■ Dataset records
-- BEGIN --

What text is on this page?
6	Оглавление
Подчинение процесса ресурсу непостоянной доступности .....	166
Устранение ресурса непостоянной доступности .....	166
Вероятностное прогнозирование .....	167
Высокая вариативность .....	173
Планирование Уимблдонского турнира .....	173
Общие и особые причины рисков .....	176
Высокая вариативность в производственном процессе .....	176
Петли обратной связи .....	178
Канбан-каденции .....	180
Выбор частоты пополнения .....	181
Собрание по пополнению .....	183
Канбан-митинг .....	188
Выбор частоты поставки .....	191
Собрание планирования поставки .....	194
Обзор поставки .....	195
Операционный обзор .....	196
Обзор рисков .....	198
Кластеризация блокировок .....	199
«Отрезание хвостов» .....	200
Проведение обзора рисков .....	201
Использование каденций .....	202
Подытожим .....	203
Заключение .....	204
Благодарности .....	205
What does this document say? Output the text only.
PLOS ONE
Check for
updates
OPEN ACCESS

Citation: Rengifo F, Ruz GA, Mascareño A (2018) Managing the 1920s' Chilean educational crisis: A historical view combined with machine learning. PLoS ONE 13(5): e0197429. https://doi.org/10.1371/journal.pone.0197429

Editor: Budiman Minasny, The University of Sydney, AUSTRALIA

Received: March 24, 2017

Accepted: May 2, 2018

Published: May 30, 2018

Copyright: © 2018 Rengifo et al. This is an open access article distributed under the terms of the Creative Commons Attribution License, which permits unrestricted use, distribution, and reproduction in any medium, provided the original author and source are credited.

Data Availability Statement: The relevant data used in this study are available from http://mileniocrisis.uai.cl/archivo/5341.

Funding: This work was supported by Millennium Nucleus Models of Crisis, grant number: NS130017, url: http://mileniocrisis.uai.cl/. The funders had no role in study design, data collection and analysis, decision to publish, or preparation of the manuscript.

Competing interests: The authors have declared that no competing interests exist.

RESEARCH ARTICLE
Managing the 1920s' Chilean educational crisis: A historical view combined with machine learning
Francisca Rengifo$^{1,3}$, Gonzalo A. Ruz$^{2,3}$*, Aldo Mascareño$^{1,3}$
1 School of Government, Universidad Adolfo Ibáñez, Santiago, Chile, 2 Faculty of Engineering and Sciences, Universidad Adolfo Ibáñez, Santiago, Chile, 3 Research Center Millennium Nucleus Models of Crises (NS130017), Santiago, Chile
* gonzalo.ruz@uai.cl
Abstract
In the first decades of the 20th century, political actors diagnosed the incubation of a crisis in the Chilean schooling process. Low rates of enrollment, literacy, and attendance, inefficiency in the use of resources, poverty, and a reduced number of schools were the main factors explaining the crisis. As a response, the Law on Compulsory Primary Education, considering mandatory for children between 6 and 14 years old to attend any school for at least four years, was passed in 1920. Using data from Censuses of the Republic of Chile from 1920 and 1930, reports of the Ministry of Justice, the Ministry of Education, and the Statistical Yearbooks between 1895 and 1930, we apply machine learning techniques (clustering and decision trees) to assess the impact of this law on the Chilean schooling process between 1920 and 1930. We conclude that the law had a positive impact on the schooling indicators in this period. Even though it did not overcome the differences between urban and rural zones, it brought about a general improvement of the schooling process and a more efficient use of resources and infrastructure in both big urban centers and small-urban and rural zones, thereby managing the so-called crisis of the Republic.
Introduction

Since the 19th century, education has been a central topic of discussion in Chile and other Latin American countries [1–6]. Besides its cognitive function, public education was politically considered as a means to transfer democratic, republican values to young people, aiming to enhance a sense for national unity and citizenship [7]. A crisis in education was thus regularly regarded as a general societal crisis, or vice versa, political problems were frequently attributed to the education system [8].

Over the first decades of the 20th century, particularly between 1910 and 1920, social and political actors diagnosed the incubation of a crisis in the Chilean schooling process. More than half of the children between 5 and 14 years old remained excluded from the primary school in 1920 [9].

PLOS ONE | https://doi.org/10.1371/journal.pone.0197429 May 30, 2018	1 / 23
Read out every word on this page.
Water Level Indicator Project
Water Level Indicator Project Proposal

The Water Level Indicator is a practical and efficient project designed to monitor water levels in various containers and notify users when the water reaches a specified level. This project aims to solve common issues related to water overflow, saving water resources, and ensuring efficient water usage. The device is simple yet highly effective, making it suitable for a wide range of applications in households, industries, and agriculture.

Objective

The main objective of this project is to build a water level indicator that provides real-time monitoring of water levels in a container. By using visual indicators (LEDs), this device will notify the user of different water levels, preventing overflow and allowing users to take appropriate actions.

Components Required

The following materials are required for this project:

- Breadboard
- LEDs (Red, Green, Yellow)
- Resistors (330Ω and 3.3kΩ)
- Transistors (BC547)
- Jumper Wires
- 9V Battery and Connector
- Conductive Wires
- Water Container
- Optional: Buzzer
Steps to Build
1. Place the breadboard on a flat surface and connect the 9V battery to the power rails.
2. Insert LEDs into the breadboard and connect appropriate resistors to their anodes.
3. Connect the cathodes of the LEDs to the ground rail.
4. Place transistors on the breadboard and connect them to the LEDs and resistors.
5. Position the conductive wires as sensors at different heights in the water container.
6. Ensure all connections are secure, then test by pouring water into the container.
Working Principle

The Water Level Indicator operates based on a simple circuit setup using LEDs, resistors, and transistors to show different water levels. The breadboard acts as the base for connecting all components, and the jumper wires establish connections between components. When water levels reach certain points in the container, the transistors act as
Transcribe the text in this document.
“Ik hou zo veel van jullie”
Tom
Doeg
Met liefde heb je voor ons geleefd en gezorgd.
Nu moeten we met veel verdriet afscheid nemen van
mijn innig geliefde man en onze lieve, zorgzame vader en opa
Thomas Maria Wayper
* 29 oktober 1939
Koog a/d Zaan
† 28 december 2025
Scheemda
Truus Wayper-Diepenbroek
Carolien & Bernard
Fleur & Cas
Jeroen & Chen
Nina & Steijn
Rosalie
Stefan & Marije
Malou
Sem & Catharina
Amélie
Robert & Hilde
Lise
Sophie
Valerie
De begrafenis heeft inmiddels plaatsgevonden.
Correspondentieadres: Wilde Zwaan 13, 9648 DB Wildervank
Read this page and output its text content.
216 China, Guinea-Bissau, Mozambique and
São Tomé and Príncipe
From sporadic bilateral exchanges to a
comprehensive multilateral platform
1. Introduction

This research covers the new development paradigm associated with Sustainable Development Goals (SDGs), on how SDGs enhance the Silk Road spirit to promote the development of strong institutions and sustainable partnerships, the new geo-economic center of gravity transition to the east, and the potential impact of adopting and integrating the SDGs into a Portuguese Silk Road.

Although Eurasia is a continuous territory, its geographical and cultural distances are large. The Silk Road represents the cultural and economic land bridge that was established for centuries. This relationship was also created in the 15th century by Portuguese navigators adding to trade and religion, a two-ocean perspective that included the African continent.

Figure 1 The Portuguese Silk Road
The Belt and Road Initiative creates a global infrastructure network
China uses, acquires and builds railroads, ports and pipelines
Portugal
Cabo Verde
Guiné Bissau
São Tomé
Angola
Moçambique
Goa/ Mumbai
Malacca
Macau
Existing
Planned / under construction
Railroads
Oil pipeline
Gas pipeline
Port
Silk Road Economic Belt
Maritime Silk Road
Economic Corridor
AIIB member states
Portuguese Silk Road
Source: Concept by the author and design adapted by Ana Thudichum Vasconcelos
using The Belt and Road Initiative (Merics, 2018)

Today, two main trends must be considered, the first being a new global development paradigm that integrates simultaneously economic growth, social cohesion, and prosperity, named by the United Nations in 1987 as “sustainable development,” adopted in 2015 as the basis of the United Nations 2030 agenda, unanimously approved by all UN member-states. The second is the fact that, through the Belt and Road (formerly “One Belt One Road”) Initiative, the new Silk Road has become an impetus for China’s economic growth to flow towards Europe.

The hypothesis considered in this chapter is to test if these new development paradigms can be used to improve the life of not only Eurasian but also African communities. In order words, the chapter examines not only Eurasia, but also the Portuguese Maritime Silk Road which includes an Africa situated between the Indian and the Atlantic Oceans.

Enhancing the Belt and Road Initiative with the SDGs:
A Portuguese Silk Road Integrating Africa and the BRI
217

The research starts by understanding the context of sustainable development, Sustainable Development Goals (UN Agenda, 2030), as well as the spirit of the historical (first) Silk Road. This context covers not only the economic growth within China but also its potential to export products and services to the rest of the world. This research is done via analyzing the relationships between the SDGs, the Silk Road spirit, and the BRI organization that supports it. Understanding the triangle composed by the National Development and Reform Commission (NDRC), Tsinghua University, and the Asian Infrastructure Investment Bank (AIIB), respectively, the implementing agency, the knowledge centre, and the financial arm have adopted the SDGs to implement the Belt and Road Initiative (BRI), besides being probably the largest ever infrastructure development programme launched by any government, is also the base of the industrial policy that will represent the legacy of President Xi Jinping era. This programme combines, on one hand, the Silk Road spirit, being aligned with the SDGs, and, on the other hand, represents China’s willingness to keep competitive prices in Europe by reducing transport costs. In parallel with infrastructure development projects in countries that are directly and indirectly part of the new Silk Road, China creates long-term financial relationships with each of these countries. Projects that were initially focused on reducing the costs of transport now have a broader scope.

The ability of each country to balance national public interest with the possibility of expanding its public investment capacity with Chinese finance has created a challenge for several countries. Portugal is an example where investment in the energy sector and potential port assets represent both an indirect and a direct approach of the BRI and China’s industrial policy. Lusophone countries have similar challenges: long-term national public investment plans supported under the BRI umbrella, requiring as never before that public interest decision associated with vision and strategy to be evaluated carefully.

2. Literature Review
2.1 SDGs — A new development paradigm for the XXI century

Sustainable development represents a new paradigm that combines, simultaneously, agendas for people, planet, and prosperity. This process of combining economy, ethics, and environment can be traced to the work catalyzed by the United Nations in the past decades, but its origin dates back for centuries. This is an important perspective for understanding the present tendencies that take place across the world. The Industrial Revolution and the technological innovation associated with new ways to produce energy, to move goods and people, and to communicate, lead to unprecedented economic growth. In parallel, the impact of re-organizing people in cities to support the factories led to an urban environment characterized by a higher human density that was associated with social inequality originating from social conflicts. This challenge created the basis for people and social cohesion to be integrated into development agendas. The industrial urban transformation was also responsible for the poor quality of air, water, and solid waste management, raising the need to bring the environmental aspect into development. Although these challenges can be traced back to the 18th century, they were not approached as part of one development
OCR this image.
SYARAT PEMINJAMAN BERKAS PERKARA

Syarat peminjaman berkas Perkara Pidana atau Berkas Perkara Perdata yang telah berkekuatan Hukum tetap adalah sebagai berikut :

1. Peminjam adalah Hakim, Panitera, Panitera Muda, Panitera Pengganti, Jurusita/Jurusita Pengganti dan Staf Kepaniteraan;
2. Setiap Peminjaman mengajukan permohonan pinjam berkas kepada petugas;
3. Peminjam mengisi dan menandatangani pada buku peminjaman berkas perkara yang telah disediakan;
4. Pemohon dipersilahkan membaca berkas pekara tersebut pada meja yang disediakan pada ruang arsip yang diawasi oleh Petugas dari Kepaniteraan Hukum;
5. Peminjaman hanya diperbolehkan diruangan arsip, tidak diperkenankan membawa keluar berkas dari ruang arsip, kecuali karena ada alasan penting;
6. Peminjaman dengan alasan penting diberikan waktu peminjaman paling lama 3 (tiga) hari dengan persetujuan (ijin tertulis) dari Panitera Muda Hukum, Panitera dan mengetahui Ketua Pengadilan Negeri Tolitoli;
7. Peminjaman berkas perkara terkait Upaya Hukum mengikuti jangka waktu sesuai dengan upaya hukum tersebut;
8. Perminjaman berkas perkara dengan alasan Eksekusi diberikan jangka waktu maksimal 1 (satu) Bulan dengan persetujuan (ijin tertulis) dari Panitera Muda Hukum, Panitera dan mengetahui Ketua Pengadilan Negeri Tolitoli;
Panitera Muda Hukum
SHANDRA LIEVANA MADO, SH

-- END --

■ Exercise requirements
Look through the material above. Copy each line where the word "mileniocrisis" appears.

■ Correct output
Data Availability Statement: The relevant data used in this study are available from http://mileniocrisis.uai.cl/archivo/5341.
Funding: This work was supported by Millennium Nucleus Models of Crisis, grant number: NS130017, url: http://mileniocrisis.uai.cl/. The funders had no role in study design, data collection and analysis, decision to publish, or preparation of the manuscript.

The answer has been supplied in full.